#### Problem description
Set out each line from the following listing that includes the word "zachód".

#### Material supplied
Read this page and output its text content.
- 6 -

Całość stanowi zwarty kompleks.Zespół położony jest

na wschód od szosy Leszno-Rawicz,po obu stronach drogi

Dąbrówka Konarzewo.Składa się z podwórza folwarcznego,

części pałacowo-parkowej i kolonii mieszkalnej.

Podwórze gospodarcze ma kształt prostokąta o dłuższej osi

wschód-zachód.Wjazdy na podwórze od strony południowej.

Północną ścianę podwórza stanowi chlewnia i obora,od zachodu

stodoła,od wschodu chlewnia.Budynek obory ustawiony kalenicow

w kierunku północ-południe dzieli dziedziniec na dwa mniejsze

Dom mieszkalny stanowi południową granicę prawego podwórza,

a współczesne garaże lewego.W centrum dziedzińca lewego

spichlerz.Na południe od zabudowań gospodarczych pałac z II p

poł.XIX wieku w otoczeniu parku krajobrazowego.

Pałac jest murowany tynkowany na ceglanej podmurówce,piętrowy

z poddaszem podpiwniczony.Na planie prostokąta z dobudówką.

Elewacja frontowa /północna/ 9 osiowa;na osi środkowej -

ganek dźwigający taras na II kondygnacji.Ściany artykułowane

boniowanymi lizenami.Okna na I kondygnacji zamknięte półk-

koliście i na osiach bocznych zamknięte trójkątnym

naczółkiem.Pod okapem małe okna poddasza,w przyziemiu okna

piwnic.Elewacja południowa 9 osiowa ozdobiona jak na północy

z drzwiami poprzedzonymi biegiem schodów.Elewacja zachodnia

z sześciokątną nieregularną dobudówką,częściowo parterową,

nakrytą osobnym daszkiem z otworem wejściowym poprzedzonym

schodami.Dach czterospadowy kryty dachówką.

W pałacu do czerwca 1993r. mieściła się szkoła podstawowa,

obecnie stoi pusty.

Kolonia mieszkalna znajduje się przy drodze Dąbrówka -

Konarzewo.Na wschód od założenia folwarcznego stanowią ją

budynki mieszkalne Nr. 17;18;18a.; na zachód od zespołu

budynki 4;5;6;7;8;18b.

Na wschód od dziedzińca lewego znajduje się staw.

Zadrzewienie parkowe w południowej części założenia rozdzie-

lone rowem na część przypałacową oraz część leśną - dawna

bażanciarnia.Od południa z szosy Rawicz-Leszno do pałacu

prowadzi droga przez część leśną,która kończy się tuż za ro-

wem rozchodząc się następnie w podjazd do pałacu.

#### Exercise output
wschód-zachód.Wjazdy na podwórze od strony południowej.
budynki mieszkalne Nr. 17;18;18a.; na zachód od zespołu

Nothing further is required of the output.